What you should do: Of the lines in the entries below, state how many hold the word "định". Say nothing else.

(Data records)
**********
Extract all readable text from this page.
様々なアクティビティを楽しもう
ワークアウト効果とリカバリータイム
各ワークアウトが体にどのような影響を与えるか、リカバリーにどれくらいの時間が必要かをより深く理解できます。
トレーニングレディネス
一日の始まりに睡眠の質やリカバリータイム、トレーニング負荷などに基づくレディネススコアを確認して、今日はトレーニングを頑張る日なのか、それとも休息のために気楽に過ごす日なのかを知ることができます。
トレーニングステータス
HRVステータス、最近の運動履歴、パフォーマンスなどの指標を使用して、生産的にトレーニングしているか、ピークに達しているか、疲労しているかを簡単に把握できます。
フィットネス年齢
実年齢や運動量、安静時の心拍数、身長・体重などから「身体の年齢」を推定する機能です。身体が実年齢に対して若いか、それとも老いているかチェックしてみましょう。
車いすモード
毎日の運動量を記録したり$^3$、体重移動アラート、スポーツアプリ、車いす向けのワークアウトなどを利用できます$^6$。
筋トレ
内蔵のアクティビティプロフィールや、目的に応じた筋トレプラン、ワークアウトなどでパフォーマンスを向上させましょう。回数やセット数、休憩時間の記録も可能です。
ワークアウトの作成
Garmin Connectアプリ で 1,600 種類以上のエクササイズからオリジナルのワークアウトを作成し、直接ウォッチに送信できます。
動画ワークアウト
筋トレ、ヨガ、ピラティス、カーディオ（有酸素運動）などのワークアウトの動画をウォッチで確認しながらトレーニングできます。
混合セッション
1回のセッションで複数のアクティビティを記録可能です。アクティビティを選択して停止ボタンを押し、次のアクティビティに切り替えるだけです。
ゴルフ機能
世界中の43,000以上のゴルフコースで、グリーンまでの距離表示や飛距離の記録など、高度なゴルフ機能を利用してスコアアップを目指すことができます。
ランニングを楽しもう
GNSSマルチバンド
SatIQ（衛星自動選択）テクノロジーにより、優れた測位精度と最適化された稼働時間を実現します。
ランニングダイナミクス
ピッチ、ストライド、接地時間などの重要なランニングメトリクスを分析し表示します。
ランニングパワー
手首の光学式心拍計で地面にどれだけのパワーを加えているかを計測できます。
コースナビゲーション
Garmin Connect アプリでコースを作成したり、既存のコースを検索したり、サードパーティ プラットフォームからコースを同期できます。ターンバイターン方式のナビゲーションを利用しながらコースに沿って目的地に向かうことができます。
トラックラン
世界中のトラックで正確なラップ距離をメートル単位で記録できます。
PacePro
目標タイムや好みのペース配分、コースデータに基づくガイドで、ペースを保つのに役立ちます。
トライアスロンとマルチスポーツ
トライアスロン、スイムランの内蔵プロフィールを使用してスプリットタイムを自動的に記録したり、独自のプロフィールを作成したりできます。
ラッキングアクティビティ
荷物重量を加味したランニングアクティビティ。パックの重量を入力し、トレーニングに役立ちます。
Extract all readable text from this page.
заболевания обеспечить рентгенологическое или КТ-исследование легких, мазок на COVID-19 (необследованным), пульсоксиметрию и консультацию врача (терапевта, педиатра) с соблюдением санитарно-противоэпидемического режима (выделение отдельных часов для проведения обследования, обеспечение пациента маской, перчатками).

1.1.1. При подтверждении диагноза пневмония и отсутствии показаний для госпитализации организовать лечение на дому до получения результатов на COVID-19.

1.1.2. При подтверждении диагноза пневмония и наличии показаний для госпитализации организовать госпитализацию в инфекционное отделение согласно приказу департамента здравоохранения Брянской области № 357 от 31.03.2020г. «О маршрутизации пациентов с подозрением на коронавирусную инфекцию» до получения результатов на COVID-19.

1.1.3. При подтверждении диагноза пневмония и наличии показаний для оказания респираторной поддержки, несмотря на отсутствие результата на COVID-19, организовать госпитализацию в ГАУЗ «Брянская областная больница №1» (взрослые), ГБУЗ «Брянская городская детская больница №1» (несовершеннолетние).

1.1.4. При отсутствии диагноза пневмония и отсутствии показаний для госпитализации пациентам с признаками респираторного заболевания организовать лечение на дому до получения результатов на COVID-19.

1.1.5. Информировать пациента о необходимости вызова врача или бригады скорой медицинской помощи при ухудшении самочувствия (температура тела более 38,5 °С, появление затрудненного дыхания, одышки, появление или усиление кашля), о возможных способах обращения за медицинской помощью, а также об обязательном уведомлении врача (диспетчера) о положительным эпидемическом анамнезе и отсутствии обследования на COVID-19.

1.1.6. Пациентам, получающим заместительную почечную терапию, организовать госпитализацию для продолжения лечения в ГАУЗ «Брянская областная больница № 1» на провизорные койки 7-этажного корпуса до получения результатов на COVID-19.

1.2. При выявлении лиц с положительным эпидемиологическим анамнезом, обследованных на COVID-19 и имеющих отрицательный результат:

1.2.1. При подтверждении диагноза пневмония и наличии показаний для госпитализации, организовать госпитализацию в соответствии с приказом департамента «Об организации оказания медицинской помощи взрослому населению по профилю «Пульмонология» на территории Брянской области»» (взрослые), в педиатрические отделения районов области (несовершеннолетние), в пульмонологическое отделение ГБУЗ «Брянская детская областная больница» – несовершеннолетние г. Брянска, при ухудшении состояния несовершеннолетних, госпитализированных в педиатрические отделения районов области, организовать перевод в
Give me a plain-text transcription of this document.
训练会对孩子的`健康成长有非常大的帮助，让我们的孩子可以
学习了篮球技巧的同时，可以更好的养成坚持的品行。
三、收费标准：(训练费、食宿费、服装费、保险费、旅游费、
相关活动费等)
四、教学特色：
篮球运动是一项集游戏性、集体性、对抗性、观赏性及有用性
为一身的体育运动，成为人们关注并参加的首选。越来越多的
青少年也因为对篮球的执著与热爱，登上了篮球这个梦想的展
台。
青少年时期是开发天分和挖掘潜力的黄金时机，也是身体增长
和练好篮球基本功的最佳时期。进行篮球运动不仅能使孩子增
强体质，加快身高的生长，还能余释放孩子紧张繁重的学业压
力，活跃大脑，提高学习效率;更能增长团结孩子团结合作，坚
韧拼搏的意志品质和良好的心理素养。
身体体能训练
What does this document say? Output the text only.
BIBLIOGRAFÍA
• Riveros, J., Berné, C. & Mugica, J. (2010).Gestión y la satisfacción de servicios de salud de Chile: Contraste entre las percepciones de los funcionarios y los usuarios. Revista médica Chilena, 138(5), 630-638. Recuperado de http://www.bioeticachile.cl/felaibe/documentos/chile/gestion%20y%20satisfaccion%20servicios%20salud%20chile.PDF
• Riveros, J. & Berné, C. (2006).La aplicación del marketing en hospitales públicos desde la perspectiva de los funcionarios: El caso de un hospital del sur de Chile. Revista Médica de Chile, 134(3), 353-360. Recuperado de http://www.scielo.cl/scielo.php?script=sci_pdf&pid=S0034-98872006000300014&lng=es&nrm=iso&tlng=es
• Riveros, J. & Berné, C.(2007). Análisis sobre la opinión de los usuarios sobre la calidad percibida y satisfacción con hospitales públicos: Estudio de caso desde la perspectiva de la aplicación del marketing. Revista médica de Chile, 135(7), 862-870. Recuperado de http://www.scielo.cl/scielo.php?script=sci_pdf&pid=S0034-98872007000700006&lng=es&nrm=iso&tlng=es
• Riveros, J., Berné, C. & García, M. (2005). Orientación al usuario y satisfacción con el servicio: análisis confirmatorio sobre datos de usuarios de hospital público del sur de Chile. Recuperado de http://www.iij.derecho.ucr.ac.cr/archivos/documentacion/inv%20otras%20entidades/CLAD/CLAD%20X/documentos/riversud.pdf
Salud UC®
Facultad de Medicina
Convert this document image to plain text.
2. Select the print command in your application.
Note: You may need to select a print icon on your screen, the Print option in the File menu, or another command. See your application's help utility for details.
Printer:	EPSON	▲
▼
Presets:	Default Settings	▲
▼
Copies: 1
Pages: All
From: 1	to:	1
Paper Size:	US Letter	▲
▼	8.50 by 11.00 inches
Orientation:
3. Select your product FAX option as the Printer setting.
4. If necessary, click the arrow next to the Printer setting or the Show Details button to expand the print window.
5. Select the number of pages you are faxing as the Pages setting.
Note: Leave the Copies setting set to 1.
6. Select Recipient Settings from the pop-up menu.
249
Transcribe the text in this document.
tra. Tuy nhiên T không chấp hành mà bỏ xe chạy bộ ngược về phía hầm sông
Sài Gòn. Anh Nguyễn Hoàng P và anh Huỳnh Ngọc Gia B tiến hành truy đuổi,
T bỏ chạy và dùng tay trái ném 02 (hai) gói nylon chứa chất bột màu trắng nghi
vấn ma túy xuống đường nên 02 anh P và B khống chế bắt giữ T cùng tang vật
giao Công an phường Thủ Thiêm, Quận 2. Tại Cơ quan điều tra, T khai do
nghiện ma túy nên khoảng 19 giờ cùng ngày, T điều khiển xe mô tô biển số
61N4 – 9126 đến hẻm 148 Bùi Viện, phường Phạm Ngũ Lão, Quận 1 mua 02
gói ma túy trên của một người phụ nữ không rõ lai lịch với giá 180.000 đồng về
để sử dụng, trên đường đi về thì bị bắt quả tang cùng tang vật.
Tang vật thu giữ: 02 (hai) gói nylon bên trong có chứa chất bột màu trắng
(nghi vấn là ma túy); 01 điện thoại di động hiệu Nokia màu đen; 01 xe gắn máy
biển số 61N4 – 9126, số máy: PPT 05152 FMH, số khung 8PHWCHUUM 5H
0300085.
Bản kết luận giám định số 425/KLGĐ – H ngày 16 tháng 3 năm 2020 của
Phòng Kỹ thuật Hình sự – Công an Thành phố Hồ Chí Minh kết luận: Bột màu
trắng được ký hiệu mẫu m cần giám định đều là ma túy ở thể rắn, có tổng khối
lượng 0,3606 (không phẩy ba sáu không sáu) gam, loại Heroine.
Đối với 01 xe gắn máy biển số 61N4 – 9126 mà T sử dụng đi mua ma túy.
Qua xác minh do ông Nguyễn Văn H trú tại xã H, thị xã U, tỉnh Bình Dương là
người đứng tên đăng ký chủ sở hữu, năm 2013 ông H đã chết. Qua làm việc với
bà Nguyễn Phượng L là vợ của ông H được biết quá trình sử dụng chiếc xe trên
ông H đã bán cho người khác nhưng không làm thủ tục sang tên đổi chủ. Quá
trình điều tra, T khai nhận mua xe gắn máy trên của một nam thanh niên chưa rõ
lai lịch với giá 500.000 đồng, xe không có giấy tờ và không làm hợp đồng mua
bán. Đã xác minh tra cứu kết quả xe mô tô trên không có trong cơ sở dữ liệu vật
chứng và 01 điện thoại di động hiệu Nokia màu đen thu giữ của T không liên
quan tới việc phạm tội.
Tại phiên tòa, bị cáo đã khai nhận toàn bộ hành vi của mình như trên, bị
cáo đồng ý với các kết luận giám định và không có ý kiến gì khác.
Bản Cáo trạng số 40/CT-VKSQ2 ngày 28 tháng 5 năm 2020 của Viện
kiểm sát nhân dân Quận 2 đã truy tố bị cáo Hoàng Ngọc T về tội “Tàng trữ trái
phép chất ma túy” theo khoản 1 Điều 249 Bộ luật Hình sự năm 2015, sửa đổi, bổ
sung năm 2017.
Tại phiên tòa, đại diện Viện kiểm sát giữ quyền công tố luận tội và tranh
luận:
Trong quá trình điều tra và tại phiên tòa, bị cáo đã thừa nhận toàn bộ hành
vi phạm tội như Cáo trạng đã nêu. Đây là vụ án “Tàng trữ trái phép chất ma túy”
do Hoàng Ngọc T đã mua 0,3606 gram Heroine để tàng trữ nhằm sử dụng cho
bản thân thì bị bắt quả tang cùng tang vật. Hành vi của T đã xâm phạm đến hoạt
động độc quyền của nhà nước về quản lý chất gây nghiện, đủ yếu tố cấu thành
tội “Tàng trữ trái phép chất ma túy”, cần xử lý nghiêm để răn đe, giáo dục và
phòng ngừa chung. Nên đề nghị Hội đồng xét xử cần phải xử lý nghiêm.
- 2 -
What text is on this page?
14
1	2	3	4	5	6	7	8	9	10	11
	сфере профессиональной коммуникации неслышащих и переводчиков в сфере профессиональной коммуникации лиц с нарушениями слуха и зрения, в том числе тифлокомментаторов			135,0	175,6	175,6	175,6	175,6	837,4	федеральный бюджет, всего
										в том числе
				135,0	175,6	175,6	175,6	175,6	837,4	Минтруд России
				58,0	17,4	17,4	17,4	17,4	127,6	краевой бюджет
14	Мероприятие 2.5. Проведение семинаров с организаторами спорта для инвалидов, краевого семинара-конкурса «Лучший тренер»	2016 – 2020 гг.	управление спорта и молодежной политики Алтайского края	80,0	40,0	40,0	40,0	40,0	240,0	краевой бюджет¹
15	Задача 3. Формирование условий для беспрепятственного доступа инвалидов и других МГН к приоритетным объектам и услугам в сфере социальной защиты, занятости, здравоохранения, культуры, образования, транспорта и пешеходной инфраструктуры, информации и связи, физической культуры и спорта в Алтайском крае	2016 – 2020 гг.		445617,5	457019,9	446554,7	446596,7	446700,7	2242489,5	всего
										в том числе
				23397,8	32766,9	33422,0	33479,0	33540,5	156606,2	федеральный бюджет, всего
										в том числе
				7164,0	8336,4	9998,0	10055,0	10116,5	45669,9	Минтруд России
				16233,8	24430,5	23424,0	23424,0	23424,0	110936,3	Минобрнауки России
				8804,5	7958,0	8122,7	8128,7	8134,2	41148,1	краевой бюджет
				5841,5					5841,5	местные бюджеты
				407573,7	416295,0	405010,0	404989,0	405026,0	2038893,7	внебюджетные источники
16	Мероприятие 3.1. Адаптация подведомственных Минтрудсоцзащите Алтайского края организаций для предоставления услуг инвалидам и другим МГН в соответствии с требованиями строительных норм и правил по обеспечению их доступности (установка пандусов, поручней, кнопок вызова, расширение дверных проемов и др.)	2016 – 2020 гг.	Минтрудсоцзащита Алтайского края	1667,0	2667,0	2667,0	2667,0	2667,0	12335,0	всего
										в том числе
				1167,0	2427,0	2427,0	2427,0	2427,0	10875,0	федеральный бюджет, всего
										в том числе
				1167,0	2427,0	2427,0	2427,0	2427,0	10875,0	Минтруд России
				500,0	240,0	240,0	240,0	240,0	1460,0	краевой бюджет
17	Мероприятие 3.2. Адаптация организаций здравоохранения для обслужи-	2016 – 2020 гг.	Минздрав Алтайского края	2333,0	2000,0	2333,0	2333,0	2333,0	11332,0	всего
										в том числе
**********
Task result: 3